(Collected data entries)
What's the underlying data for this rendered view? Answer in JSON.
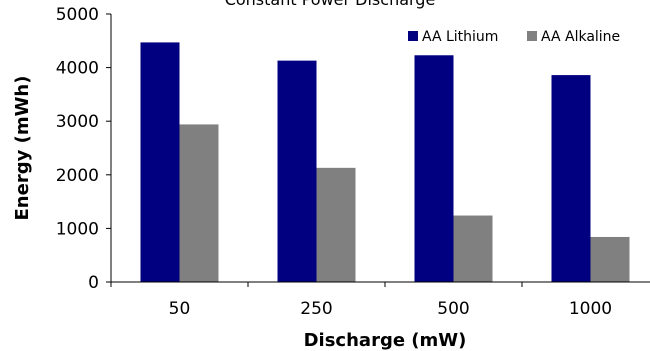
{
  "chart_data": {
    "type": "bar",
    "title": "Constant Power Discharge",
    "xlabel": "Discharge (mW)",
    "ylabel": "Energy (mWh)",
    "categories": [
      "50",
      "250",
      "500",
      "1000"
    ],
    "ylim": [
      0,
      5000
    ],
    "yticks": [
      "0",
      "1000",
      "2000",
      "3000",
      "4000",
      "5000"
    ],
    "grid": false,
    "legend_position": "top-right",
    "series": [
      {
        "name": "AA Lithium",
        "values": [
          4470,
          4130,
          4230,
          3860
        ],
        "color": "#000080"
      },
      {
        "name": "AA Alkaline",
        "values": [
          2940,
          2130,
          1240,
          840
        ],
        "color": "#808080"
      }
    ]
  }
}
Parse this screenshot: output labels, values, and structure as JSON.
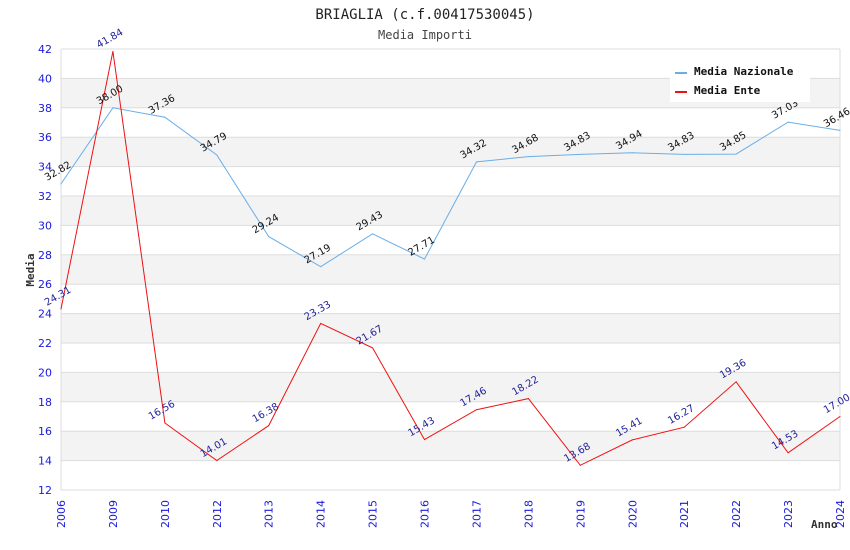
{
  "chart_data": {
    "type": "line",
    "title": "BRIAGLIA (c.f.00417530045)",
    "subtitle": "Media Importi",
    "xlabel": "Anno",
    "ylabel": "Media",
    "ylim": [
      12,
      42
    ],
    "yticks": [
      "12",
      "14",
      "16",
      "18",
      "20",
      "22",
      "24",
      "26",
      "28",
      "30",
      "32",
      "34",
      "36",
      "38",
      "40",
      "42"
    ],
    "categories": [
      "2006",
      "2009",
      "2010",
      "2012",
      "2013",
      "2014",
      "2015",
      "2016",
      "2017",
      "2018",
      "2019",
      "2020",
      "2021",
      "2022",
      "2023",
      "2024"
    ],
    "grid": true,
    "legend_position": "top-right",
    "series": [
      {
        "name": "Media Nazionale",
        "color": "#6aaee8",
        "values": [
          32.82,
          38.0,
          37.36,
          34.79,
          29.24,
          27.19,
          29.43,
          27.71,
          34.32,
          34.68,
          34.83,
          34.94,
          34.83,
          34.85,
          37.03,
          36.46
        ],
        "labels": [
          "32.82",
          "38.00",
          "37.36",
          "34.79",
          "29.24",
          "27.19",
          "29.43",
          "27.71",
          "34.32",
          "34.68",
          "34.83",
          "34.94",
          "34.83",
          "34.85",
          "37.03",
          "36.46"
        ]
      },
      {
        "name": "Media Ente",
        "color": "#ee1111",
        "values": [
          24.31,
          41.84,
          16.56,
          14.01,
          16.38,
          23.33,
          21.67,
          15.43,
          17.46,
          18.22,
          13.68,
          15.41,
          16.27,
          19.36,
          14.53,
          17.0
        ],
        "labels": [
          "24.31",
          "41.84",
          "16.56",
          "14.01",
          "16.38",
          "23.33",
          "21.67",
          "15.43",
          "17.46",
          "18.22",
          "13.68",
          "15.41",
          "16.27",
          "19.36",
          "14.53",
          "17.00"
        ]
      }
    ]
  }
}
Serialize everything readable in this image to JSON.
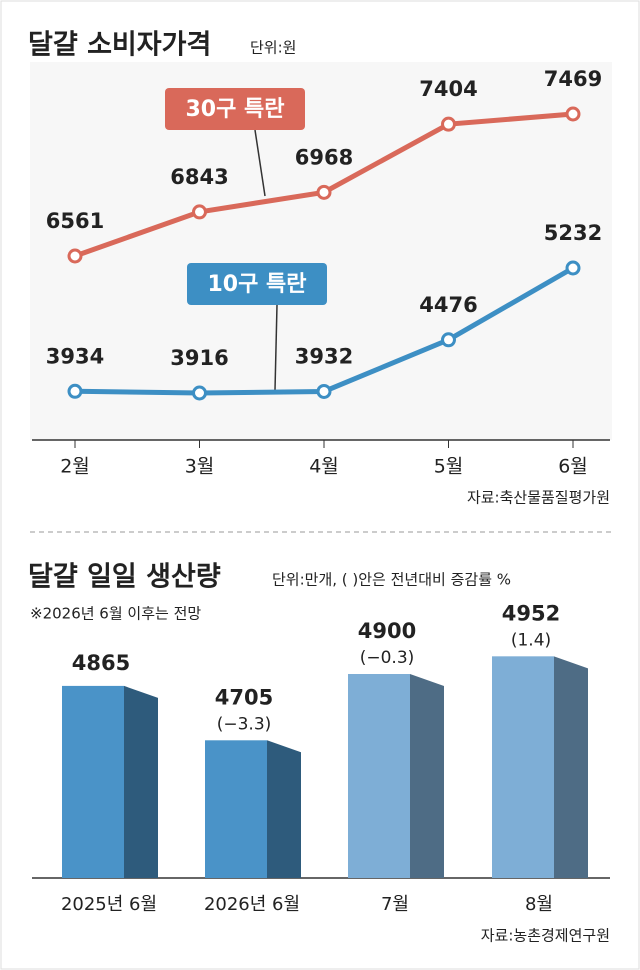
{
  "chart_data": [
    {
      "type": "line",
      "title": "달걀 소비자가격",
      "subtitle": "단위:원",
      "categories": [
        "2월",
        "3월",
        "4월",
        "5월",
        "6월"
      ],
      "series": [
        {
          "name": "30구 특란",
          "color": "#d9695a",
          "values": [
            6561,
            6843,
            6968,
            7404,
            7469
          ]
        },
        {
          "name": "10구 특란",
          "color": "#3d8fc4",
          "values": [
            3934,
            3916,
            3932,
            4476,
            5232
          ]
        }
      ],
      "source": "자료:축산물품질평가원"
    },
    {
      "type": "bar",
      "title": "달걀 일일 생산량",
      "subtitle": "단위:만개, ( )안은 전년대비 증감률 %",
      "note": "※2026년 6월 이후는 전망",
      "categories": [
        "2025년 6월",
        "2026년 6월",
        "7월",
        "8월"
      ],
      "values": [
        4865,
        4705,
        4900,
        4952
      ],
      "colors": [
        "#4a93c8",
        "#4a93c8",
        "#7eaed6",
        "#7eaed6"
      ],
      "change": {
        "values": [
          null,
          -3.3,
          -0.3,
          1.4
        ],
        "value_labels": [
          null,
          "(−3.3)",
          "(−0.3)",
          "(1.4)"
        ]
      },
      "ylim": [
        4300,
        5000
      ],
      "source": "자료:농촌경제연구원"
    }
  ]
}
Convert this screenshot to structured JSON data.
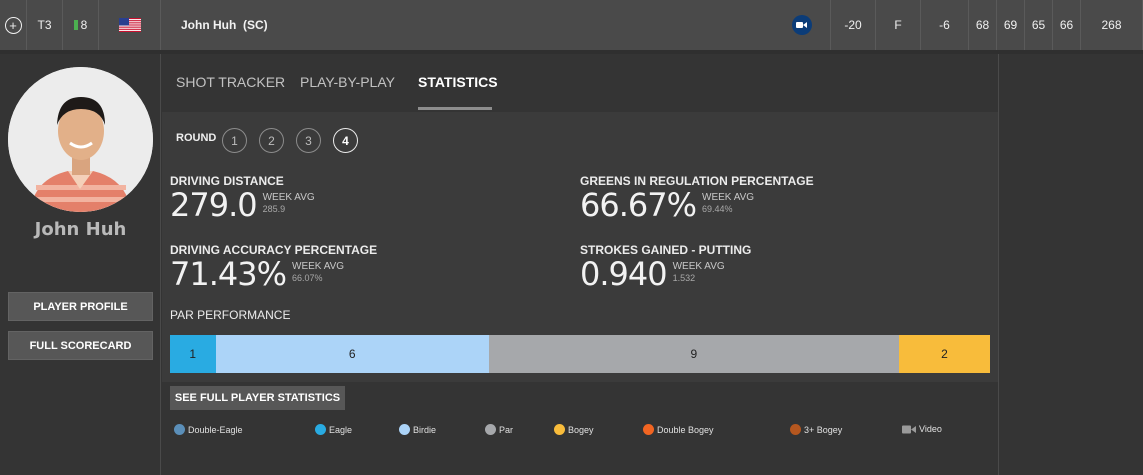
{
  "topbar": {
    "position": "T3",
    "movement": "8",
    "movement_color": "#4caf50",
    "country": "USA",
    "player_name": "John Huh  (SC)",
    "total": "-20",
    "thru": "F",
    "today": "-6",
    "rounds": [
      "68",
      "69",
      "65",
      "66"
    ],
    "strokes": "268",
    "icons": [
      "plus-circle-icon",
      "us-flag-icon",
      "video-camera-icon"
    ]
  },
  "player": {
    "name": "John Huh",
    "buttons": {
      "profile": "PLAYER PROFILE",
      "scorecard": "FULL SCORECARD"
    }
  },
  "tabs": {
    "shot_tracker": "SHOT TRACKER",
    "play_by_play": "PLAY-BY-PLAY",
    "statistics": "STATISTICS",
    "active": "STATISTICS"
  },
  "rounds": {
    "label": "ROUND",
    "options": [
      "1",
      "2",
      "3",
      "4"
    ],
    "selected": "4"
  },
  "stats": {
    "driving_distance": {
      "label": "DRIVING DISTANCE",
      "value": "279.0",
      "avg_label": "WEEK AVG",
      "avg": "285.9"
    },
    "driving_accuracy": {
      "label": "DRIVING ACCURACY PERCENTAGE",
      "value": "71.43%",
      "avg_label": "WEEK AVG",
      "avg": "66.07%"
    },
    "gir": {
      "label": "GREENS IN REGULATION PERCENTAGE",
      "value": "66.67%",
      "avg_label": "WEEK AVG",
      "avg": "69.44%"
    },
    "putting": {
      "label": "STROKES GAINED - PUTTING",
      "value": "0.940",
      "avg_label": "WEEK AVG",
      "avg": "1.532"
    }
  },
  "par_performance": {
    "title": "PAR PERFORMANCE",
    "segments": [
      {
        "type": "Eagle",
        "count": 1,
        "color": "#29abe2"
      },
      {
        "type": "Birdie",
        "count": 6,
        "color": "#acd4f8"
      },
      {
        "type": "Par",
        "count": 9,
        "color": "#a6a8ab"
      },
      {
        "type": "Bogey",
        "count": 2,
        "color": "#f8bc3b"
      }
    ]
  },
  "see_full_stats": "SEE FULL PLAYER STATISTICS",
  "legend": [
    {
      "label": "Double-Eagle",
      "color": "#5b8fb9"
    },
    {
      "label": "Eagle",
      "color": "#29abe2"
    },
    {
      "label": "Birdie",
      "color": "#acd4f8"
    },
    {
      "label": "Par",
      "color": "#a6a8ab"
    },
    {
      "label": "Bogey",
      "color": "#f8bc3b"
    },
    {
      "label": "Double Bogey",
      "color": "#f26522"
    },
    {
      "label": "3+ Bogey",
      "color": "#b5571f"
    },
    {
      "label": "Video",
      "color": "#9a9a9a"
    }
  ]
}
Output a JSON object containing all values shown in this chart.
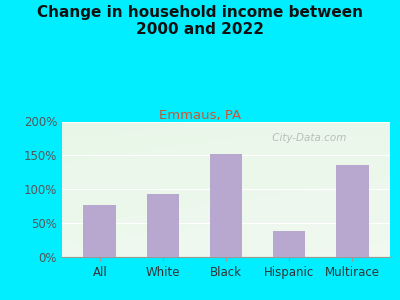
{
  "title": "Change in household income between\n2000 and 2022",
  "subtitle": "Emmaus, PA",
  "categories": [
    "All",
    "White",
    "Black",
    "Hispanic",
    "Multirace"
  ],
  "values": [
    77,
    92,
    152,
    38,
    136
  ],
  "bar_color": "#b8a8d0",
  "title_fontsize": 11,
  "subtitle_fontsize": 9.5,
  "subtitle_color": "#cc5533",
  "tick_label_color": "#333333",
  "ytick_label_color": "#555555",
  "ylim": [
    0,
    200
  ],
  "yticks": [
    0,
    50,
    100,
    150,
    200
  ],
  "ytick_labels": [
    "0%",
    "50%",
    "100%",
    "150%",
    "200%"
  ],
  "background_outer": "#00eeff",
  "background_inner_tl": "#d8ecd0",
  "background_inner_tr": "#f0f8f8",
  "background_inner_bl": "#c8e8c0",
  "background_inner_br": "#f8fff8",
  "watermark": " City-Data.com",
  "fig_width": 4.0,
  "fig_height": 3.0,
  "dpi": 100
}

Your goal
Copy each line above that contains the string "this".

Exercise response
What's the underlying data for this rendered view? Answer in JSON.
Parse this screenshot: output labels, values, and structure as JSON.
Serialize everything readable in this image to JSON.
Convert this screenshot to structured JSON data.
Output a JSON object containing all values shown in this chart.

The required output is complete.